GIVEN TASK
Extract the lines that hold the string "this".
═════ GIVEN DATA
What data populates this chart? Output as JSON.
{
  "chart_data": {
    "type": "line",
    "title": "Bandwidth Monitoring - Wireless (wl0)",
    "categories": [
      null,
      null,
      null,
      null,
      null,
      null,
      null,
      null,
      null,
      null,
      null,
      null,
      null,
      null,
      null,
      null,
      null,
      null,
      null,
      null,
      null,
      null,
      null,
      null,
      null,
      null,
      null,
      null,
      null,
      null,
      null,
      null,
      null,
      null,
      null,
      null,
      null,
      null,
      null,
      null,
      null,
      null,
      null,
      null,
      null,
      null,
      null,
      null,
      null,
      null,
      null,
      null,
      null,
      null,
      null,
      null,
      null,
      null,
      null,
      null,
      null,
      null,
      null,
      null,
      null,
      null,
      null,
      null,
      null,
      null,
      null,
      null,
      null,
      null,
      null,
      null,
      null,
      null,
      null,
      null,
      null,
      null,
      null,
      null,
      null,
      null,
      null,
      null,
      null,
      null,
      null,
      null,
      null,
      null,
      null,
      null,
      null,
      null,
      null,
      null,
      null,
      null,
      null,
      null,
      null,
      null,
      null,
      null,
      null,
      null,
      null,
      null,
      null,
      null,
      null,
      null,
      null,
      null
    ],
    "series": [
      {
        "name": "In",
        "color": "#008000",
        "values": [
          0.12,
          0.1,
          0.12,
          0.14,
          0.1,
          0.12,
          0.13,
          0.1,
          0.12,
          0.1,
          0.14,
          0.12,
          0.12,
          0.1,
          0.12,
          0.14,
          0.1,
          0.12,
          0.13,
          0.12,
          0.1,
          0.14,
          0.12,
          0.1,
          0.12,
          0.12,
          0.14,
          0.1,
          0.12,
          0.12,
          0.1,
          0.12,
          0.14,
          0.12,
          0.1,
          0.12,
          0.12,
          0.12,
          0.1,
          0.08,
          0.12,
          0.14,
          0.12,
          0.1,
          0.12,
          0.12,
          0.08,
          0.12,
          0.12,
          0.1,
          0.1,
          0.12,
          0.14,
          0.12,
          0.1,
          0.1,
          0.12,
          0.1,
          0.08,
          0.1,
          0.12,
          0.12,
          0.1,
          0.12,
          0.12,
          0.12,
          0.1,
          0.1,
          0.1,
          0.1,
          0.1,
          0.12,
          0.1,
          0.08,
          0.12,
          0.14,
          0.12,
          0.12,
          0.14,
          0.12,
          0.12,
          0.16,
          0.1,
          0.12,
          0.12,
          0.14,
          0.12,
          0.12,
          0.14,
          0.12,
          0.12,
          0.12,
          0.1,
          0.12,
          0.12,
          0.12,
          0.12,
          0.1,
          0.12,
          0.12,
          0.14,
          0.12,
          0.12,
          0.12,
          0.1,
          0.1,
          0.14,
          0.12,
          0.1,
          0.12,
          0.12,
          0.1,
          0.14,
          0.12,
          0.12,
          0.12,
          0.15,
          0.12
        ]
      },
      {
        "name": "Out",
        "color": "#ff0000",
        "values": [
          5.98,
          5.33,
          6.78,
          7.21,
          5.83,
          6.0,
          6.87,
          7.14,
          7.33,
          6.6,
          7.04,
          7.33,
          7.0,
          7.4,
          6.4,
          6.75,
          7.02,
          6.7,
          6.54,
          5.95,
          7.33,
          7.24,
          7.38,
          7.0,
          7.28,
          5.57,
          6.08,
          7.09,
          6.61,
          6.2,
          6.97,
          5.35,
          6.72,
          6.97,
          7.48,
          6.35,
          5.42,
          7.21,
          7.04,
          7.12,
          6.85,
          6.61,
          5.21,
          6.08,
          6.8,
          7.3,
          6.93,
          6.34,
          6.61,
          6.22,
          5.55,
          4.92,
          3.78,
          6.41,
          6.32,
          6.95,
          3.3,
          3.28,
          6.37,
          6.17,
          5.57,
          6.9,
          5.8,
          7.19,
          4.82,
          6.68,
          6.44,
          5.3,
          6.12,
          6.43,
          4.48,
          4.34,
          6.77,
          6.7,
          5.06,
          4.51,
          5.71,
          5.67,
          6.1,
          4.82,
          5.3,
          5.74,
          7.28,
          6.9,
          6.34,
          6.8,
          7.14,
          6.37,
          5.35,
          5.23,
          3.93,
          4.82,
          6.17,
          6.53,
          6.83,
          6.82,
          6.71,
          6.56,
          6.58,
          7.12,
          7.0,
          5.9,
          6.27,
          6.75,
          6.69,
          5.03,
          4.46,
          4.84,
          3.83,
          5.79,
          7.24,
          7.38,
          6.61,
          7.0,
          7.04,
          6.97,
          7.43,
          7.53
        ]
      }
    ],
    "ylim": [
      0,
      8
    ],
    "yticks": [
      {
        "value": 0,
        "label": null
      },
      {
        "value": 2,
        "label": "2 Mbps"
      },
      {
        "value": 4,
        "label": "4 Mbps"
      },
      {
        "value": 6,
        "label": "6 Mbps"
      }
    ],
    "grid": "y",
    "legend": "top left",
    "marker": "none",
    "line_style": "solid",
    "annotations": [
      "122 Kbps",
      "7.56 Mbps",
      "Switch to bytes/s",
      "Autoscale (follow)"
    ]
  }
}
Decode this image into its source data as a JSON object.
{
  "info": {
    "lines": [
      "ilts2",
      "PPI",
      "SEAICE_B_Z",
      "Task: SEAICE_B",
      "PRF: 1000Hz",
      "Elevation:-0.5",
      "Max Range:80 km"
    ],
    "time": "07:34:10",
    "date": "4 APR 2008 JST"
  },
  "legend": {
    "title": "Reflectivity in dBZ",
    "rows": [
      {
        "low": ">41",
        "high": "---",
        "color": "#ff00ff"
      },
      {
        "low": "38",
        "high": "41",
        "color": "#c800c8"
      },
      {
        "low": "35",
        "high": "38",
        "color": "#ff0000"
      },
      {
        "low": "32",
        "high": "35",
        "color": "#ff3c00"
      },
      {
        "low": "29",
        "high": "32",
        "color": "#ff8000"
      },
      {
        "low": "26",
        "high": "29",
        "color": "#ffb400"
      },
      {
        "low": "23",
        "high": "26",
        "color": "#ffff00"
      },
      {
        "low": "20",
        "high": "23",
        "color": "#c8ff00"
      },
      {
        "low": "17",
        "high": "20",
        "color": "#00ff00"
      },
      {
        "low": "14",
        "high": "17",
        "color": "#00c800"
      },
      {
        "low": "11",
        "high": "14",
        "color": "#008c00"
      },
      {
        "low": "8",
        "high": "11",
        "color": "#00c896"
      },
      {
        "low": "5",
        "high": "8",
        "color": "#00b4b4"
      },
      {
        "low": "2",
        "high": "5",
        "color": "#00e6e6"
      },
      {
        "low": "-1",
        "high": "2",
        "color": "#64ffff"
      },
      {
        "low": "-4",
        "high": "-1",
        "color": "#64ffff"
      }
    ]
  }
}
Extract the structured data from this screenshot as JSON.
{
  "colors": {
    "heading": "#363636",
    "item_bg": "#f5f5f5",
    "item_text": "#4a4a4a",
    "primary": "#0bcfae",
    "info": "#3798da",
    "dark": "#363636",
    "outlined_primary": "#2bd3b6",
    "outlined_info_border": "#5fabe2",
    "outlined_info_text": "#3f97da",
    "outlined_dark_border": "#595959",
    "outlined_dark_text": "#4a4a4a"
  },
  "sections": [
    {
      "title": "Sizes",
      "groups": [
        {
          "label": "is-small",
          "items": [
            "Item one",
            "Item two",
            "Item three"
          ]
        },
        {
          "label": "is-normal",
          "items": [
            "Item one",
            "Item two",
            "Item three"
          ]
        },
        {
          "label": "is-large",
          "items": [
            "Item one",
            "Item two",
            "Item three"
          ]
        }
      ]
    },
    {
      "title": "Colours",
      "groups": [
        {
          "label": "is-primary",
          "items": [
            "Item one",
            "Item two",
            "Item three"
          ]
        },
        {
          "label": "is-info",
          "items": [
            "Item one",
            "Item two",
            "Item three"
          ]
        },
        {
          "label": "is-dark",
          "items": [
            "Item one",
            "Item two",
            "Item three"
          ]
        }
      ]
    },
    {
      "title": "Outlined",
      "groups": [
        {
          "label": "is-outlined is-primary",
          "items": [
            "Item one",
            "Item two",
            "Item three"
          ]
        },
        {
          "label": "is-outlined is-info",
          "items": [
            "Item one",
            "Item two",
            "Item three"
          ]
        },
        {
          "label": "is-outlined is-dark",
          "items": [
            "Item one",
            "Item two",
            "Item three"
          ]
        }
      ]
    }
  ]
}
══════════
THE RESPONSE
What data populates this chart? Output as JSON.
Decode this image into its source data as a JSON object.
Extract the structured data from this screenshot as JSON.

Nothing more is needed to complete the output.